**TASK:** From the listing below, pull out every line where the string "variable" appears.

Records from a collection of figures
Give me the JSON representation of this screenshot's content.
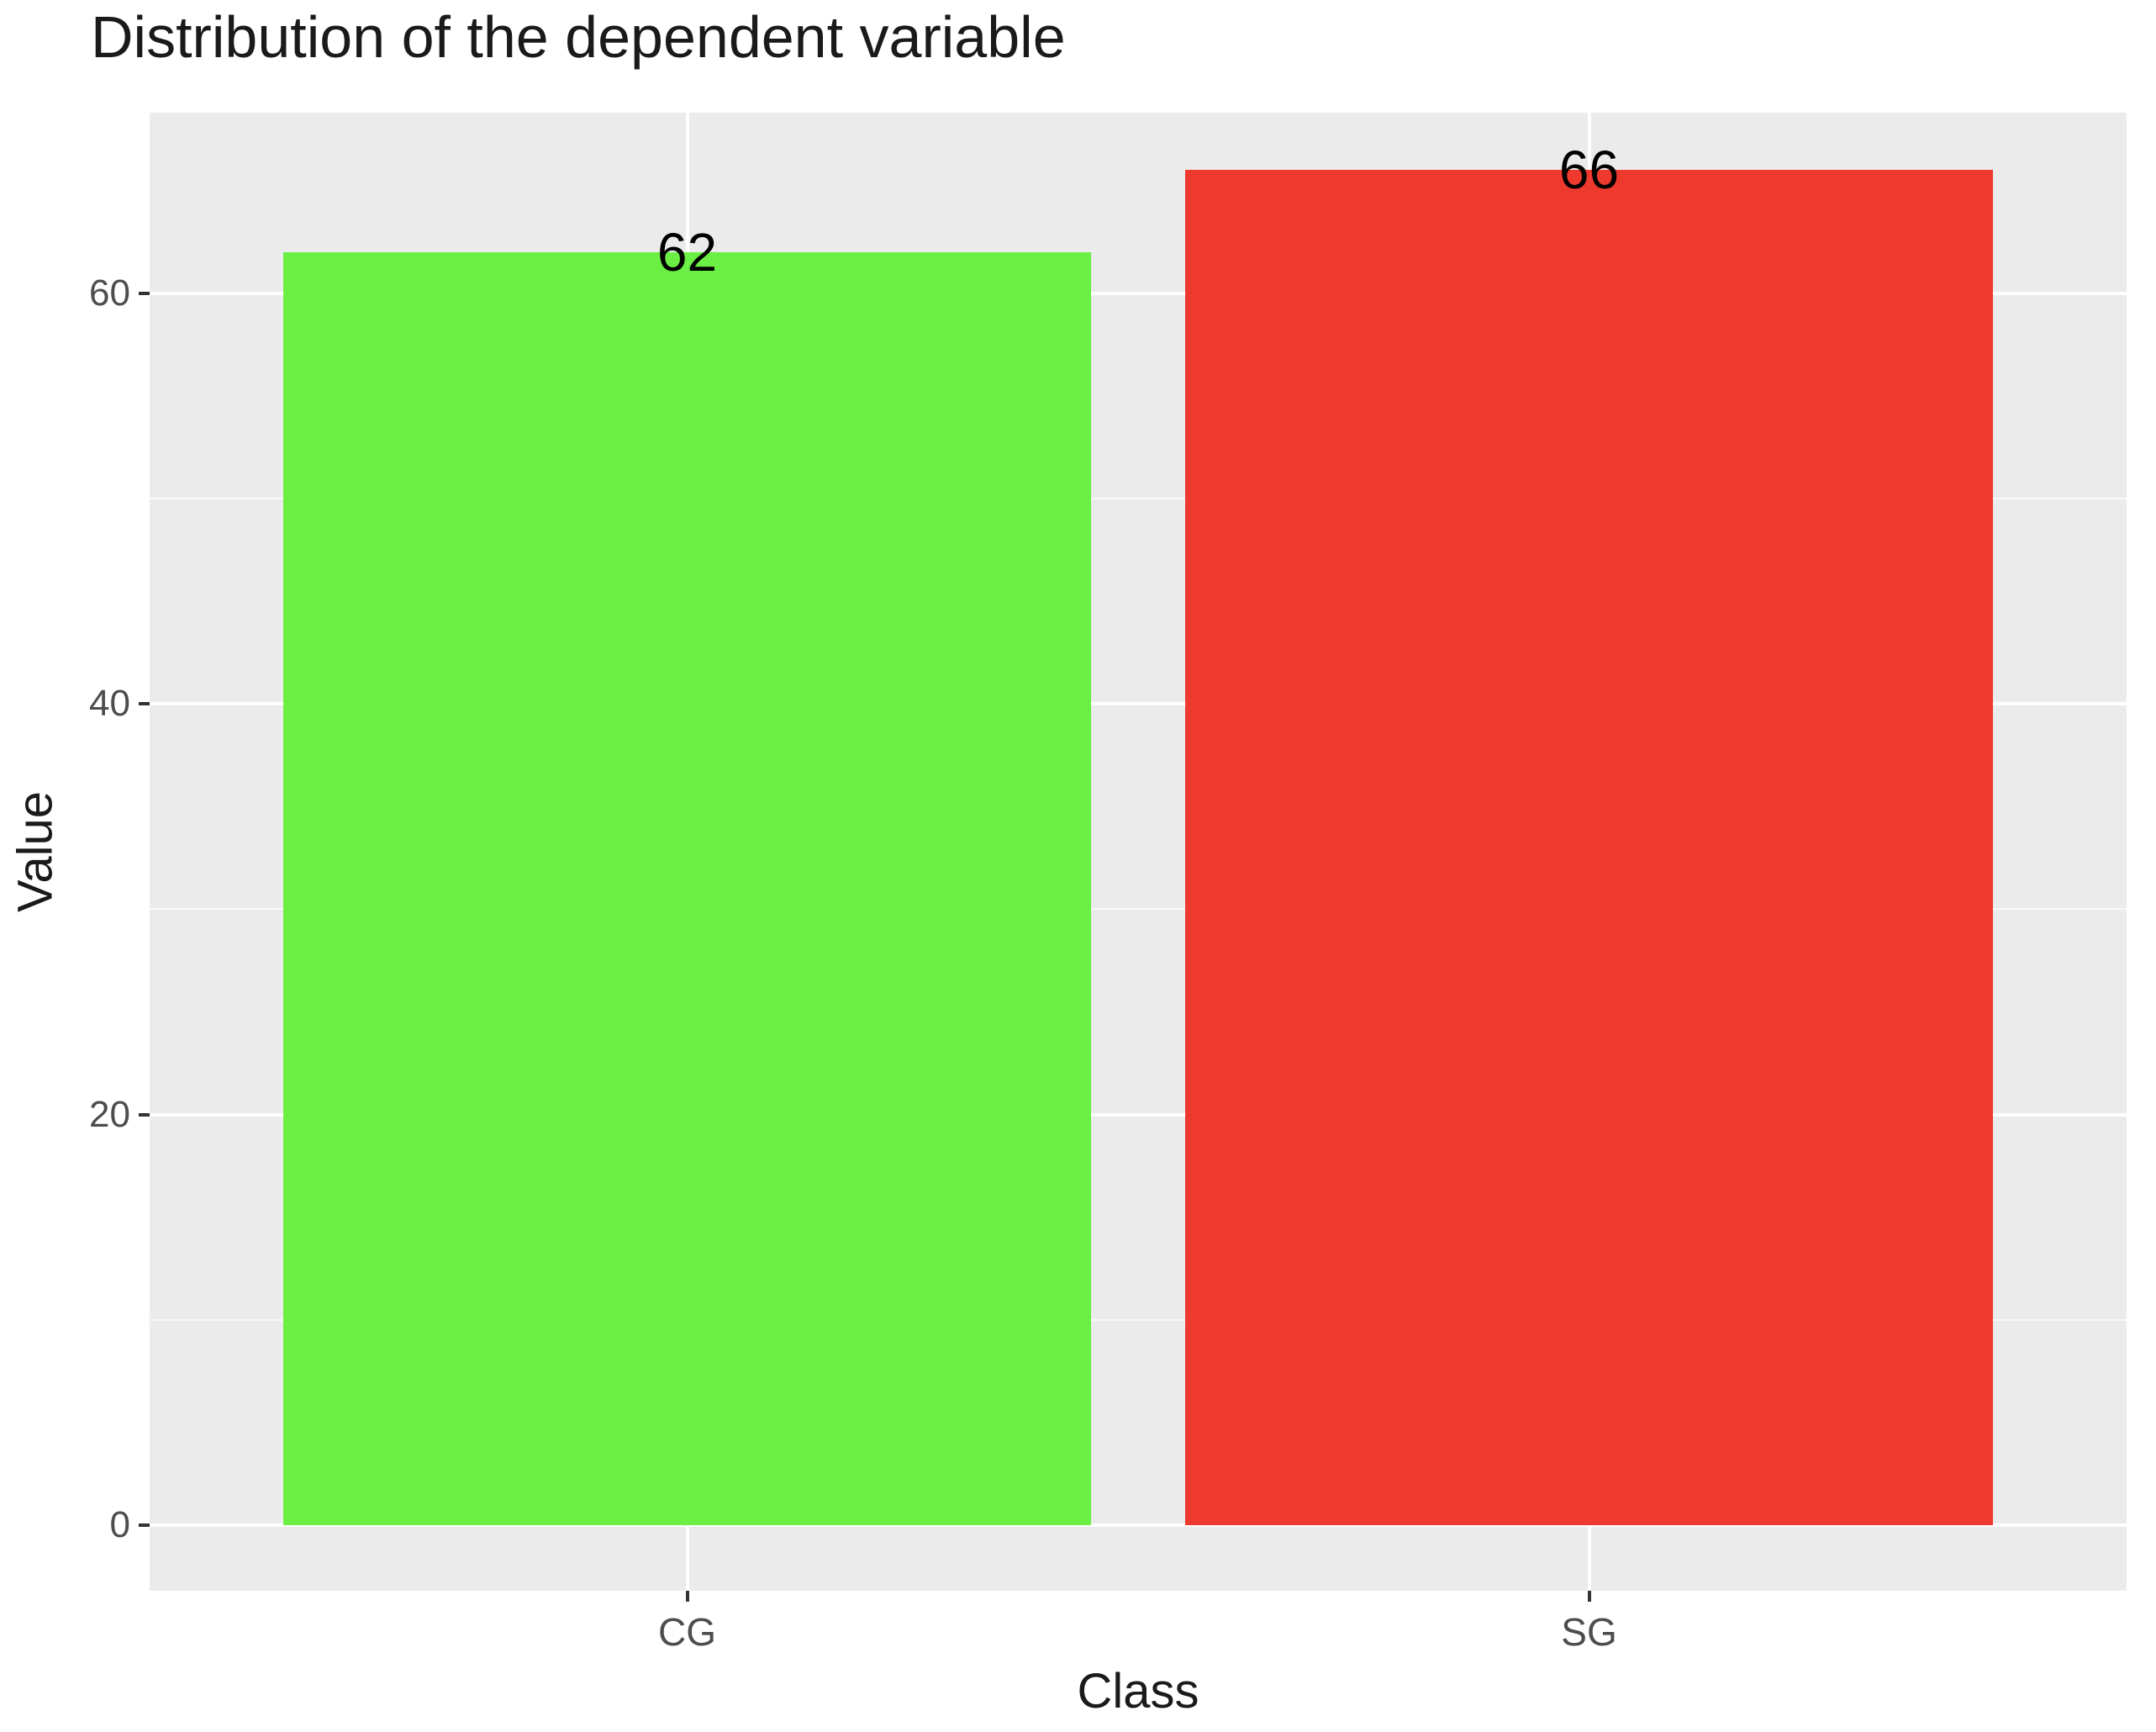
{
  "title": "Distribution of the dependent variable",
  "chart_data": {
    "type": "bar",
    "title": "Distribution of the dependent variable",
    "xlabel": "Class",
    "ylabel": "Value",
    "categories": [
      "CG",
      "SG"
    ],
    "values": [
      62,
      66
    ],
    "bar_labels": [
      "62",
      "66"
    ],
    "bar_colors": [
      "#6bef44",
      "#ee392e"
    ],
    "yticks": [
      0,
      20,
      40,
      60
    ],
    "yticks_minor": [
      10,
      30,
      50
    ],
    "ylim": [
      0,
      66
    ],
    "ylim_display": [
      -3.2,
      68.8
    ],
    "grid": true,
    "legend": false,
    "panel_bg": "#ebebeb",
    "grid_color": "#ffffff",
    "tick_label_color": "#4d4d4d",
    "axis_title_color": "#1a1a1a"
  }
}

**RESPONSE TO THE TASK:**
  "title": "Distribution of the dependent variable",
    "title": "Distribution of the dependent variable",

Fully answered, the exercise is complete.